#### [DATA FOR THIS EXERCISE]
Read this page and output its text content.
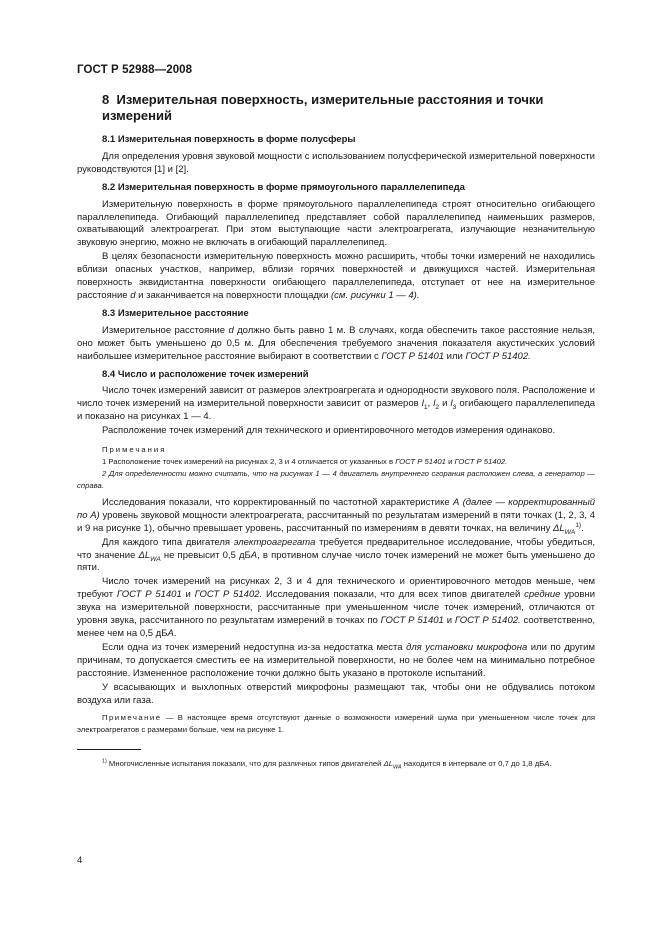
ГОСТ Р 52988—2008
8 Измерительная поверхность, измерительные расстояния и точки измерений
8.1 Измерительная поверхность в форме полусферы

Для определения уровня звуковой мощности с использованием полусферической измерительной поверхности руководствуются [1] и [2].

8.2 Измерительная поверхность в форме прямоугольного параллелепипеда

Измерительную поверхность в форме прямоугольного параллелепипеда строят относительно огибающего параллелепипеда. Огибающий параллелепипед представляет собой параллелепипед наименьших размеров, охватывающий электроагрегат. При этом выступающие части электроагрегата, излучающие незначительную звуковую энергию, можно не включать в огибающий параллелепипед.

В целях безопасности измерительную поверхность можно расширить, чтобы точки измерений не находились вблизи опасных участков, например, вблизи горячих поверхностей и движущихся частей. Измерительная поверхность эквидистантна поверхности огибающего параллелепипеда, отступает от нее на измерительное расстояние d и заканчивается на поверхности площадки (см. рисунки 1 — 4).

8.3 Измерительное расстояние

Измерительное расстояние d должно быть равно 1 м. В случаях, когда обеспечить такое расстояние нельзя, оно может быть уменьшено до 0,5 м. Для обеспечения требуемого значения показателя акустических условий наибольшее измерительное расстояние выбирают в соответствии с ГОСТ Р 51401 или ГОСТ Р 51402.

8.4 Число и расположение точек измерений

Число точек измерений зависит от размеров электроагрегата и однородности звукового поля. Расположение и число точек измерений на измерительной поверхности зависит от размеров $l_1$, $l_2$ и $l_3$ огибающего параллелепипеда и показано на рисунках 1 — 4.

Расположение точек измерений для технического и ориентировочного методов измерения одинаково.

Примечания
1 Расположение точек измерений на рисунках 2, 3 и 4 отличается от указанных в ГОСТ Р 51401 и ГОСТ Р 51402.
2 Для определенности можно считать, что на рисунках 1 — 4 двигатель внутреннего сгорания расположен слева, а генератор — справа.

Исследования показали, что корректированный по частотной характеристике А (далее — корректированный по А) уровень звуковой мощности электроагрегата, рассчитанный по результатам измерений в пяти точках (1, 2, 3, 4 и 9 на рисунке 1), обычно превышает уровень, рассчитанный по измерениям в девяти точках, на величину $\Delta L_{WA}^{1)}$.

Для каждого типа двигателя электроагрегата требуется предварительное исследование, чтобы убедиться, что значение $\Delta L_{WA}$ не превысит 0,5 дБА, в противном случае число точек измерений не может быть уменьшено до пяти.

Число точек измерений на рисунках 2, 3 и 4 для технического и ориентировочного методов меньше, чем требуют ГОСТ Р 51401 и ГОСТ Р 51402. Исследования показали, что для всех типов двигателей средние уровни звука на измерительной поверхности, рассчитанные при уменьшенном числе точек измерений, отличаются от уровня звука, рассчитанного по результатам измерений в точках по ГОСТ Р 51401 и ГОСТ Р 51402. соответственно, менее чем на 0,5 дБА.

Если одна из точек измерений недоступна из-за недостатка места для установки микрофона или по другим причинам, то допускается сместить ее на измерительной поверхности, но не более чем на минимально потребное расстояние. Измененное расположение точки должно быть указано в протоколе испытаний.

У всасывающих и выхлопных отверстий микрофоны размещают так, чтобы они не обдувались потоком воздуха или газа.

Примечание — В настоящее время отсутствуют данные о возможности измерений шума при уменьшенном числе точек для электроагрегатов с размерами больше, чем на рисунке 1.
$^{1)}$ Многочисленные испытания показали, что для различных типов двигателей $\Delta L_{WA}$ находится в интервале от 0,7 до 1,8 дБА.
4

#### [DIRECTIONS FOR THIS TASK]
Among the lines of the data, identify those with the word "прямоугольного". Copy each of them.

#### [FULL SOLUTION]
8.2 Измерительная поверхность в форме прямоугольного параллелепипеда
Измерительную поверхность в форме прямоугольного параллелепипеда строят относительно огибающего параллелепипеда. Огибающий параллелепипед представляет собой параллелепипед наименьших размеров, охватывающий электроагрегат. При этом выступающие части электроагрегата, излучающие незначительную звуковую энергию, можно не включать в огибающий параллелепипед.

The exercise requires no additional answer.